**DEINE AUFGABE:** Übertrage diesen Satz aus dem Text über digitale Liebesbotschaften ins Englische: „Heute schickt Amor seine Pfeile via Messaging – da muss keiner mehr seine Leidenschaft hinauszögern.“

**VORLIEGENDER TEXT:**

"Love u“, gerne auch „LiDi“ (für „Lieb Dich“) oder HDL (für „Hab Dich lieb“) in rasch und sehnsüchtig getippten Handy-Botschaften: So schaut’s aus, in Zeiten digitalisierter Romantik. Heute schickt Amor seine Pfeile via Messaging – da muss keiner mehr seine Leidenschaft hinauszögern. Wozu harren und hoffen? Alles kann raus. Jetzt. Sofort.
Wir erleben eine Sehnsuchts-Ejaculatio-praecox – sehr schnelles, oft vorschnelles Kommen (mitunter auch schnelles Gehen) von Begierden und Sehnsüchten, manchmal schlicht aus einer momentanen Laune heraus. Aus dem Büro, Supermarkt, vom Strand oder spätnachts mit Herzklopfen dem/der Geliebten übermittelt. Weil’s verbindet und die Ekstase am Leben erhält. Liebesbriefe auf Bütte? Warten auf Wonneworte aus Tinte? Eine Rarität und eher etwas fürs Museum. Dafür gibt’s heute WhatsApps oder Emails als Schätze, die niemals vergilben. Aber was wäre dieses von Tempo geprägte Tête-à-Tête der Liebesbotschaften im Namen der Passion ohne all die schönen Emojis? Halb so anschaulich. Also hat mittlerweile jeder die Chiffren der Begierden drauf: das Smiley mit ausgestreckter Zunge als frivoles Symbol für Oralsex, das „Teufelchen“ als „Ich-wäre-jetzt-gerade-geil“-Botschaft oder die „roten High Heels“ für irgendeine Sünde, wurscht welche. Hauptsache: verboten, arg, geil. Schließlich das Herz. Rot. Pochend. Stark. Für die ganz großen Gefühle. Intensiv und drängend. Wer das Herz tippt, will was, meint was. Nix, das man einem Tinder-Date akut nach dem ersten Mal aufdrängen sollte. Fluchtgefahr! Und trotzdem schwingt beim Herz auch Frivol-Sinnliches mit, nicht nur die Idee eines „für immer Dein“.

**BEREITGESTELLTE DATEN:**
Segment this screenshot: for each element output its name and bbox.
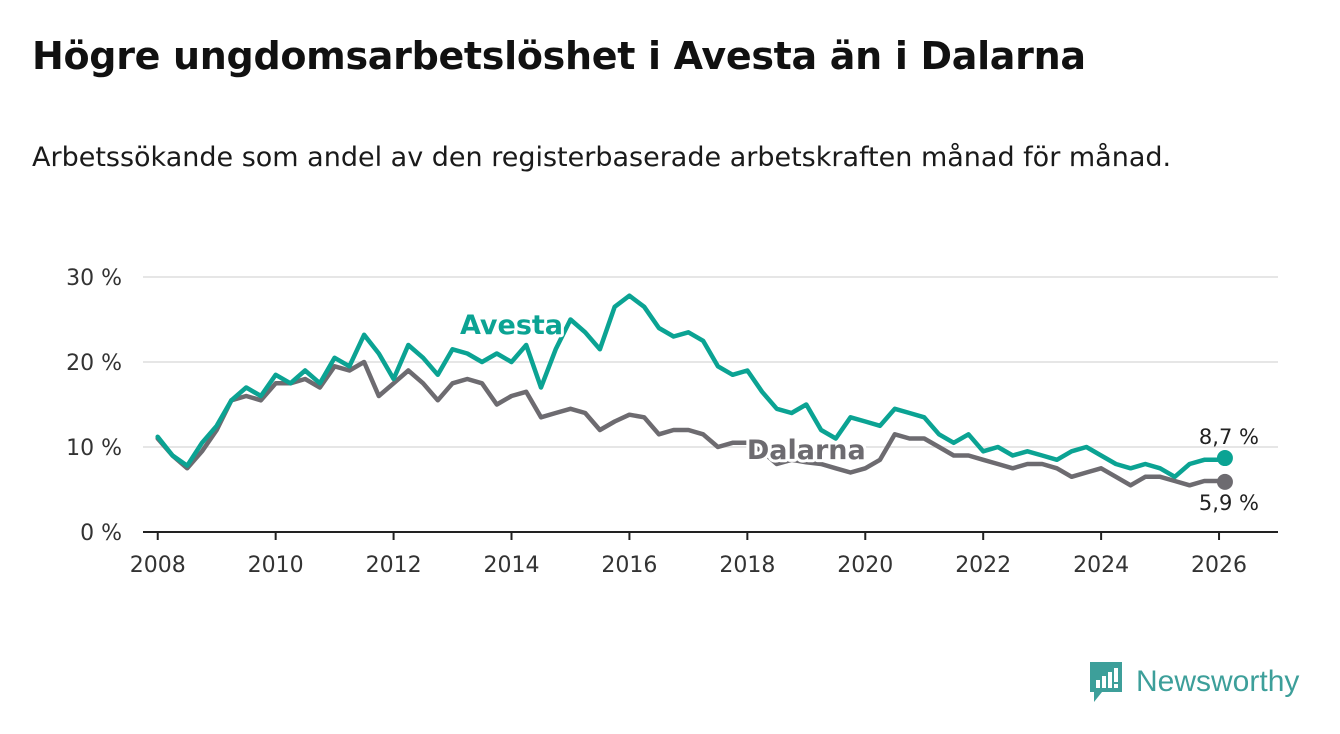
end-label-avesta: 8,7 % xyxy=(1199,425,1259,449)
series-line-dalarna xyxy=(155,359,1228,488)
x-tick-label: 2020 xyxy=(837,553,893,578)
x-tick-label: 2008 xyxy=(130,553,186,578)
annotation-dalarna: Dalarna xyxy=(747,435,866,466)
x-tick-label: 2026 xyxy=(1191,553,1247,578)
brand-logo: Newsworthy xyxy=(1088,660,1299,704)
gridlines xyxy=(143,276,1278,448)
x-tick-label: 2024 xyxy=(1073,553,1129,578)
series-annotations: Avesta Dalarna xyxy=(457,307,869,469)
end-label-dalarna: 5,9 % xyxy=(1199,491,1259,515)
annotation-avesta: Avesta xyxy=(460,310,563,341)
y-tick-label: 20 % xyxy=(66,351,122,376)
brand-name: Newsworthy xyxy=(1136,665,1300,698)
end-dot-avesta xyxy=(1216,450,1233,467)
series-line-avesta xyxy=(155,293,1228,480)
x-tick-label: 2012 xyxy=(366,553,422,578)
chart-subtitle: Arbetssökande som andel av den registerb… xyxy=(32,142,1172,173)
chart-title: Högre ungdomsarbetslöshet i Avesta än i … xyxy=(32,34,1086,78)
x-tick-label: 2014 xyxy=(484,553,540,578)
end-dot-dalarna xyxy=(1216,473,1233,490)
newsworthy-logo-icon xyxy=(1090,662,1122,702)
x-tick-label: 2016 xyxy=(601,553,657,578)
series-lines xyxy=(155,293,1228,488)
x-tick-label: 2010 xyxy=(248,553,304,578)
y-axis-ticks: 0 % 10 % 20 % 30 % xyxy=(66,266,122,546)
y-tick-label: 0 % xyxy=(80,521,122,546)
y-tick-label: 30 % xyxy=(66,266,122,291)
x-axis-ticks: 2008 2010 2012 2014 2016 2018 2020 2022 2024 2026 xyxy=(130,531,1278,578)
x-tick-label: 2022 xyxy=(955,553,1011,578)
x-tick-label: 2018 xyxy=(719,553,775,578)
end-markers: 8,7 % 5,9 % xyxy=(1199,425,1259,515)
y-tick-label: 10 % xyxy=(66,436,122,461)
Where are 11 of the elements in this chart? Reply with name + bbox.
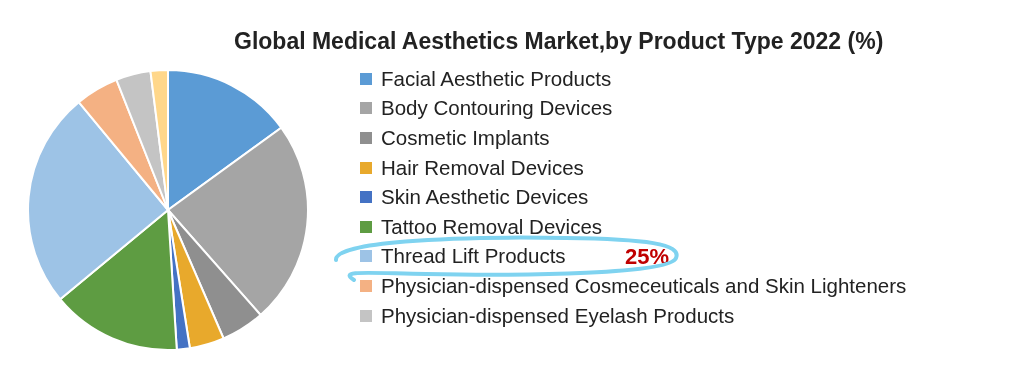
chart-title: Global Medical Aesthetics Market,by Product Type 2022 (%): [234, 28, 884, 55]
legend-label: Physician-dispensed Eyelash Products: [381, 303, 735, 328]
text: 25%: [625, 243, 670, 270]
legend-label: Thread Lift Products: [381, 244, 566, 269]
legend-label: Skin Aesthetic Devices: [381, 185, 589, 210]
legend-label: Tattoo Removal Devices: [381, 214, 603, 239]
legend-label: Body Contouring Devices: [381, 96, 613, 121]
legend-label: Facial Aesthetic Products: [381, 66, 612, 91]
legend-label: Cosmetic Implants: [381, 125, 550, 150]
legend-label: Hair Removal Devices: [381, 155, 584, 180]
legend-label: Physician-dispensed Cosmeceuticals and Skin Lighteners: [381, 273, 907, 298]
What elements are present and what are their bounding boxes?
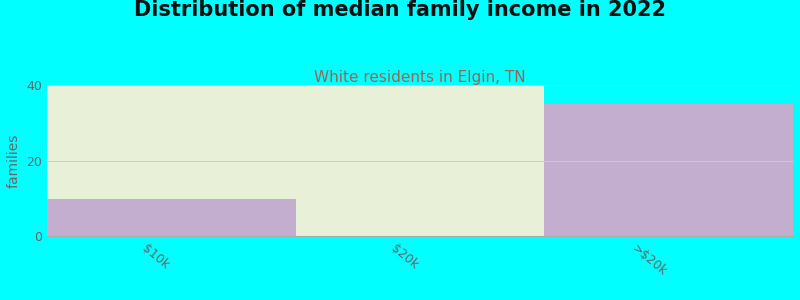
Bar [47, 85, 545, 236]
Bar [47, 199, 296, 236]
Y-axis label: families: families [7, 134, 21, 188]
Text: Distribution of median family income in 2022: Distribution of median family income in … [134, 0, 666, 20]
Bar [545, 104, 793, 236]
Title: White residents in Elgin, TN: White residents in Elgin, TN [314, 70, 526, 85]
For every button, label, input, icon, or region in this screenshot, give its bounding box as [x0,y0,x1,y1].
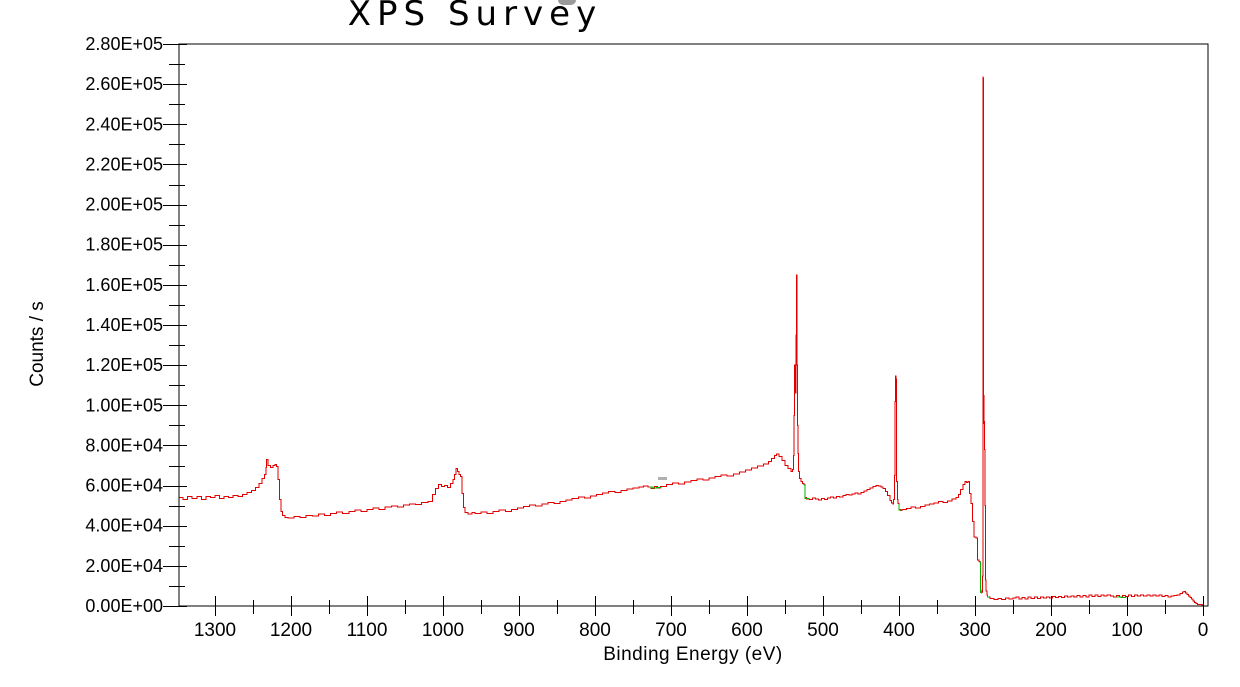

**VOLLSTÄNDIGE ANTWORT:** Today Cupid sends his arrows via messaging – nobody has to hold back their passion anymore.